To do =>
Give only the number of lines in the data that contain the word "Antal".

Source records =>
========================================

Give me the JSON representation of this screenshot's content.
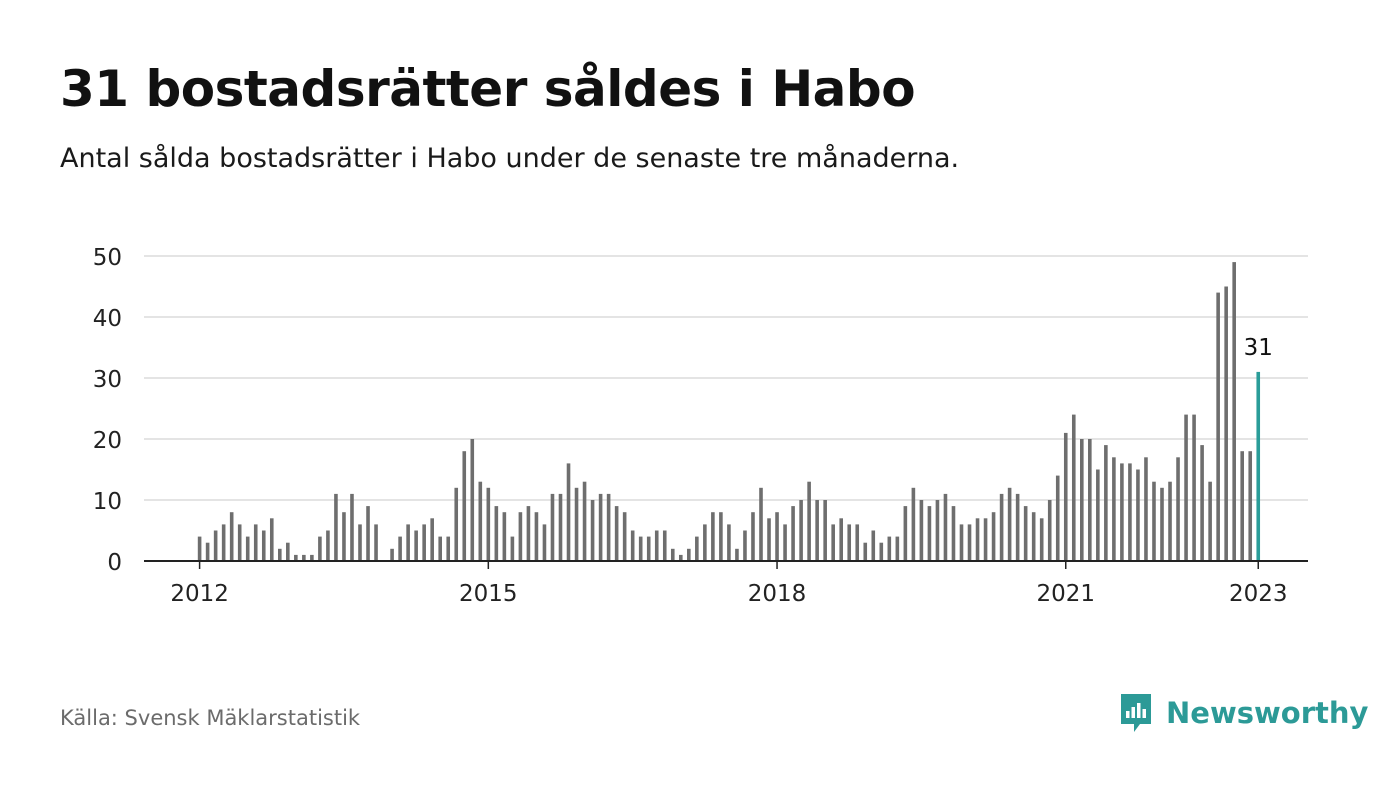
{
  "title": "31 bostadsrätter såldes i Habo",
  "subtitle": "Antal sålda bostadsrätter i Habo under de senaste tre månaderna.",
  "source": "Källa: Svensk Mäklarstatistik",
  "brand": {
    "name": "Newsworthy",
    "icon": "newsworthy-logo-icon",
    "color": "#2c9a97"
  },
  "colors": {
    "bar": "#6e6e6e",
    "highlight": "#2a9d99",
    "grid": "#dcdcdc",
    "axis": "#222222"
  },
  "chart_data": {
    "type": "bar",
    "title": "31 bostadsrätter såldes i Habo",
    "subtitle": "Antal sålda bostadsrätter i Habo under de senaste tre månaderna.",
    "xlabel": "",
    "ylabel": "",
    "ylim": [
      0,
      50
    ],
    "yticks": [
      0,
      10,
      20,
      30,
      40,
      50
    ],
    "xticks": [
      "2012",
      "2015",
      "2018",
      "2021",
      "2023"
    ],
    "grid": true,
    "first_period": "2012-01",
    "last_period": "2023-01",
    "values": [
      4,
      3,
      5,
      6,
      8,
      6,
      4,
      6,
      5,
      7,
      2,
      3,
      1,
      1,
      1,
      4,
      5,
      11,
      8,
      11,
      6,
      9,
      6,
      0,
      2,
      4,
      6,
      5,
      6,
      7,
      4,
      4,
      12,
      18,
      20,
      13,
      12,
      9,
      8,
      4,
      8,
      9,
      8,
      6,
      11,
      11,
      16,
      12,
      13,
      10,
      11,
      11,
      9,
      8,
      5,
      4,
      4,
      5,
      5,
      2,
      1,
      2,
      4,
      6,
      8,
      8,
      6,
      2,
      5,
      8,
      12,
      7,
      8,
      6,
      9,
      10,
      13,
      10,
      10,
      6,
      7,
      6,
      6,
      3,
      5,
      3,
      4,
      4,
      9,
      12,
      10,
      9,
      10,
      11,
      9,
      6,
      6,
      7,
      7,
      8,
      11,
      12,
      11,
      9,
      8,
      7,
      10,
      14,
      21,
      24,
      20,
      20,
      15,
      19,
      17,
      16,
      16,
      15,
      17,
      13,
      12,
      13,
      17,
      24,
      24,
      19,
      13,
      44,
      45,
      49,
      18,
      18,
      31
    ],
    "highlight": {
      "period": "2023-01",
      "value": 31,
      "label": "31"
    }
  }
}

========================================

Right answer =>
2